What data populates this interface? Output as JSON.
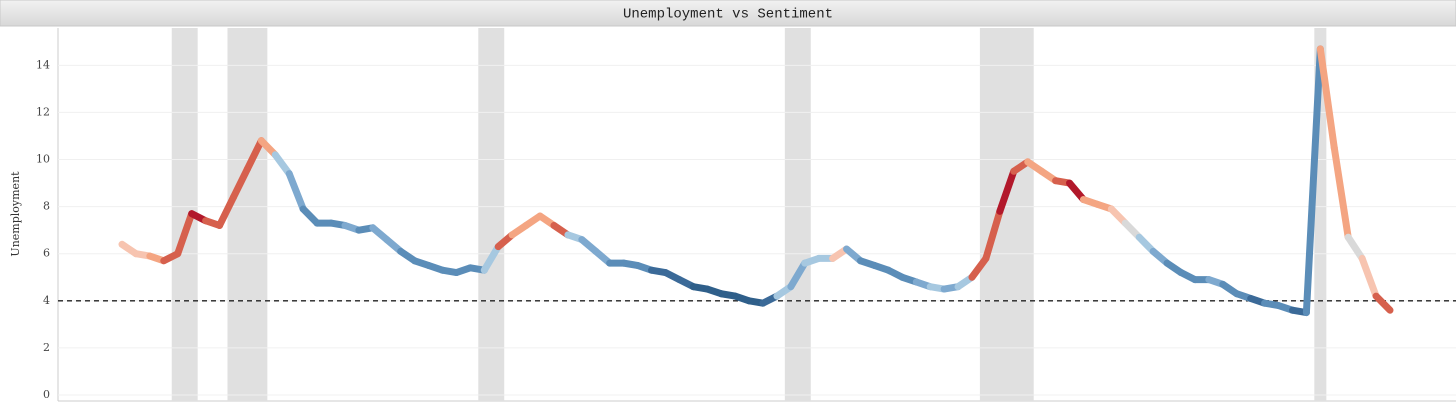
{
  "chart_data": {
    "type": "line",
    "title": "Unemployment vs Sentiment",
    "y_label": "Unemployment",
    "categories": [
      null,
      null,
      null,
      null,
      null,
      null,
      null,
      null,
      null,
      null,
      null,
      null,
      null,
      null,
      null,
      null,
      null,
      null,
      null,
      null,
      null,
      null,
      null,
      null,
      null,
      null,
      null,
      null,
      null,
      null,
      null,
      null,
      null,
      null,
      null,
      null,
      null,
      null,
      null,
      null,
      null,
      null,
      null,
      null,
      null,
      null,
      null,
      null,
      null,
      null,
      null,
      null,
      null,
      null,
      null,
      null,
      null,
      null,
      null,
      null,
      null,
      null,
      null,
      null,
      null,
      null,
      null,
      null,
      null,
      null,
      null,
      null,
      null,
      null,
      null,
      null,
      null,
      null,
      null,
      null,
      null,
      null,
      null,
      null,
      null,
      null,
      null,
      null,
      null,
      null,
      null,
      null
    ],
    "values": [
      6.4,
      6.0,
      5.9,
      5.7,
      6.0,
      7.7,
      7.4,
      7.2,
      8.4,
      9.6,
      10.8,
      10.2,
      9.4,
      7.9,
      7.3,
      7.3,
      7.2,
      7.0,
      7.1,
      6.6,
      6.1,
      5.7,
      5.5,
      5.3,
      5.2,
      5.4,
      5.3,
      6.3,
      6.8,
      7.2,
      7.6,
      7.2,
      6.8,
      6.6,
      6.1,
      5.6,
      5.6,
      5.5,
      5.3,
      5.2,
      4.9,
      4.6,
      4.5,
      4.3,
      4.2,
      4.0,
      3.9,
      4.2,
      4.6,
      5.6,
      5.8,
      5.8,
      6.2,
      5.7,
      5.5,
      5.3,
      5.0,
      4.8,
      4.6,
      4.5,
      4.6,
      5.0,
      5.8,
      7.8,
      9.5,
      9.9,
      9.5,
      9.1,
      9.0,
      8.3,
      8.1,
      7.9,
      7.3,
      6.7,
      6.1,
      5.6,
      5.2,
      4.9,
      4.9,
      4.7,
      4.3,
      4.1,
      3.9,
      3.8,
      3.6,
      3.5,
      14.7,
      10.5,
      6.7,
      5.8,
      4.2,
      3.6
    ],
    "colors": [
      "#f7c4b0",
      "#f7c4b0",
      "#f4a582",
      "#d6604d",
      "#d6604d",
      "#b2182b",
      "#d6604d",
      "#d6604d",
      "#d6604d",
      "#d6604d",
      "#f4a582",
      "#a6c8e0",
      "#7ea9cf",
      "#5b8db8",
      "#5b8db8",
      "#5b8db8",
      "#7ea9cf",
      "#5b8db8",
      "#7ea9cf",
      "#7ea9cf",
      "#5b8db8",
      "#5b8db8",
      "#5b8db8",
      "#5b8db8",
      "#5b8db8",
      "#5b8db8",
      "#a6c8e0",
      "#d6604d",
      "#f4a582",
      "#f4a582",
      "#f4a582",
      "#d6604d",
      "#a6c8e0",
      "#7ea9cf",
      "#7ea9cf",
      "#5b8db8",
      "#5b8db8",
      "#5b8db8",
      "#3b6a98",
      "#3b6a98",
      "#3b6a98",
      "#2f5f8a",
      "#2f5f8a",
      "#2f5f8a",
      "#2f5f8a",
      "#2f5f8a",
      "#3b6a98",
      "#a6c8e0",
      "#7ea9cf",
      "#a6c8e0",
      "#a6c8e0",
      "#f7c4b0",
      "#7ea9cf",
      "#5b8db8",
      "#5b8db8",
      "#5b8db8",
      "#5b8db8",
      "#7ea9cf",
      "#a6c8e0",
      "#7ea9cf",
      "#a6c8e0",
      "#d6604d",
      "#d6604d",
      "#b2182b",
      "#d6604d",
      "#f4a582",
      "#f4a582",
      "#d6604d",
      "#b2182b",
      "#f4a582",
      "#f4a582",
      "#f7c4b0",
      "#d9d9d9",
      "#a6c8e0",
      "#7ea9cf",
      "#5b8db8",
      "#5b8db8",
      "#5b8db8",
      "#7ea9cf",
      "#5b8db8",
      "#5b8db8",
      "#3b6a98",
      "#5b8db8",
      "#5b8db8",
      "#3b6a98",
      "#5b8db8",
      "#f4a582",
      "#f4a582",
      "#d9d9d9",
      "#f7c4b0",
      "#d6604d",
      "#d6604d"
    ],
    "bands": [
      [
        4,
        5
      ],
      [
        8,
        10
      ],
      [
        26,
        27
      ],
      [
        48,
        49
      ],
      [
        62,
        65
      ],
      [
        86,
        86
      ]
    ],
    "reference_line": 4,
    "ylim": [
      0,
      15.5
    ],
    "yticks": [
      0,
      2,
      4,
      6,
      8,
      10,
      12,
      14
    ],
    "grid": true
  }
}
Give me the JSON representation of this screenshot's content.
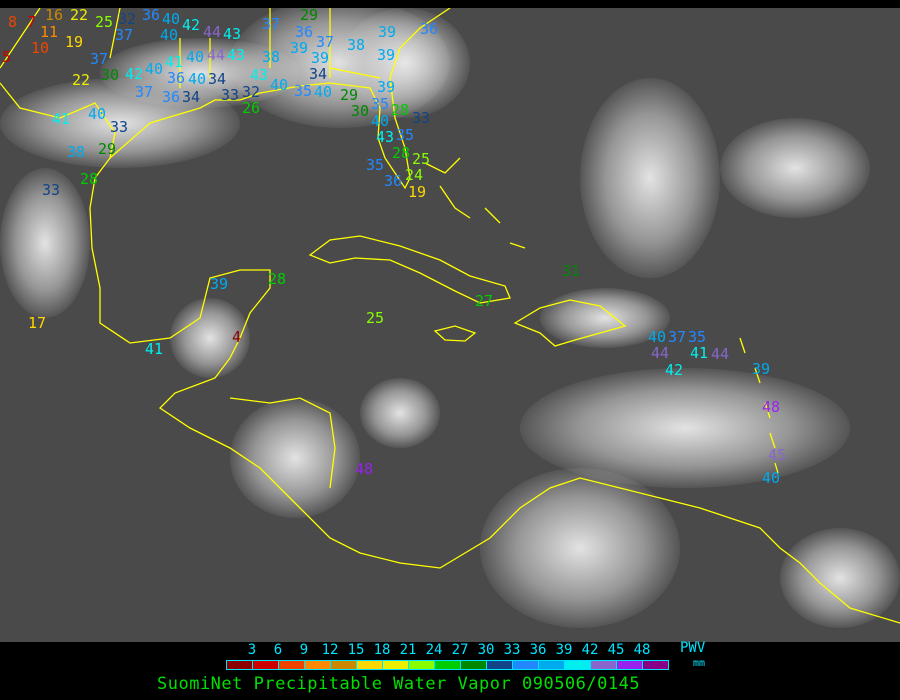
{
  "title": "SuomiNet Precipitable Water Vapor 090506/0145",
  "legend": {
    "unit": "PWV",
    "unit_sub": "mm",
    "ticks": [
      "3",
      "6",
      "9",
      "12",
      "15",
      "18",
      "21",
      "24",
      "27",
      "30",
      "33",
      "36",
      "39",
      "42",
      "45",
      "48"
    ],
    "colors": [
      "#8b0000",
      "#cc0000",
      "#ee4400",
      "#ff8800",
      "#cc8800",
      "#ffd700",
      "#eeee00",
      "#88ff00",
      "#00cc00",
      "#008800",
      "#114488",
      "#2288ff",
      "#00aaee",
      "#00eeee",
      "#8866cc",
      "#9922ee",
      "#880088"
    ]
  },
  "colors": {
    "background": "#4a4a4a",
    "coastline": "#ffff00",
    "title": "#00e000"
  },
  "stations": [
    "8",
    "7",
    "16",
    "22",
    "25",
    "32",
    "36",
    "40",
    "42",
    "37",
    "40",
    "44",
    "43",
    "11",
    "10",
    "19",
    "5",
    "37",
    "30",
    "22",
    "42",
    "40",
    "41",
    "36",
    "37",
    "36",
    "34",
    "40",
    "44",
    "43",
    "40",
    "34",
    "33",
    "32",
    "26",
    "43",
    "38",
    "37",
    "36",
    "39",
    "37",
    "39",
    "34",
    "40",
    "35",
    "40",
    "38",
    "39",
    "39",
    "36",
    "29",
    "30",
    "35",
    "39",
    "28",
    "40",
    "43",
    "35",
    "33",
    "35",
    "36",
    "28",
    "25",
    "24",
    "19",
    "41",
    "40",
    "33",
    "38",
    "29",
    "28",
    "33",
    "17",
    "39",
    "28",
    "41",
    "4",
    "25",
    "27",
    "31",
    "40",
    "37",
    "35",
    "41",
    "44",
    "42",
    "44",
    "39",
    "48",
    "45",
    "40",
    "48",
    "29"
  ]
}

———

TASK PROMPT.
Pick out and copy every line that contains the word "title".

RESPONSE TO THIS EXERCISE.
    "title": "Unemployment vs Sentiment",
  "title": "SuomiNet Precipitable Water Vapor 090506/0145",
    "title": "#00e000"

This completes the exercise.